# [SHORT EXERCISE]
Transcribe all the entries word for word, but omit the images.
═════ DATASET CONTENT
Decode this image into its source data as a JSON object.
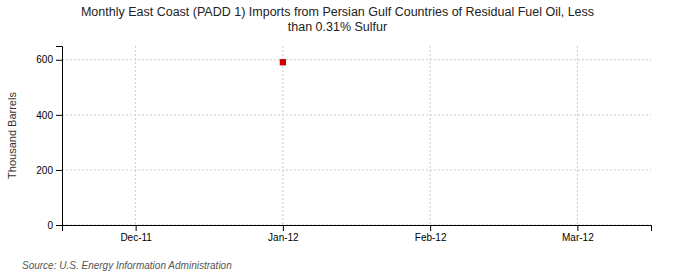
{
  "chart_data": {
    "type": "scatter",
    "title": "Monthly East Coast (PADD 1) Imports from Persian Gulf Countries of Residual Fuel Oil, Less\nthan 0.31% Sulfur",
    "y_label": "Thousand Barrels",
    "source": "Source: U.S. Energy Information Administration",
    "categories": [
      "Dec-11",
      "Jan-12",
      "Feb-12",
      "Mar-12"
    ],
    "values": [
      null,
      591,
      null,
      null
    ],
    "color": "#cc0000",
    "marker": "square",
    "ylim": [
      0,
      650
    ],
    "yticks": [
      0,
      200,
      400,
      600
    ],
    "grid": true
  }
}
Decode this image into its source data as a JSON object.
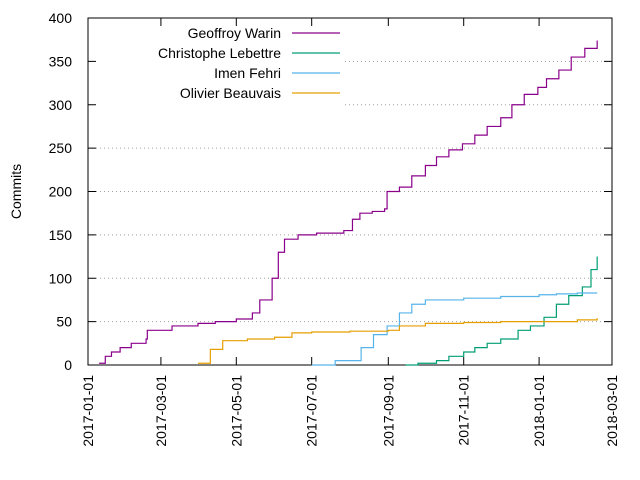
══════════
# [SOLUTION FOR THIS EXERCISE]
Decode this image into its source data as a JSON object.
{
  "chart_data": {
    "type": "scatter",
    "title": "Monthly East Coast (PADD 1) Imports from Persian Gulf Countries of Residual Fuel Oil, Less\nthan 0.31% Sulfur",
    "y_label": "Thousand Barrels",
    "source": "Source: U.S. Energy Information Administration",
    "categories": [
      "Dec-11",
      "Jan-12",
      "Feb-12",
      "Mar-12"
    ],
    "values": [
      null,
      591,
      null,
      null
    ],
    "color": "#cc0000",
    "marker": "square",
    "ylim": [
      0,
      650
    ],
    "yticks": [
      0,
      200,
      400,
      600
    ],
    "grid": true
  }
}
Decode this image into its source data as a JSON object.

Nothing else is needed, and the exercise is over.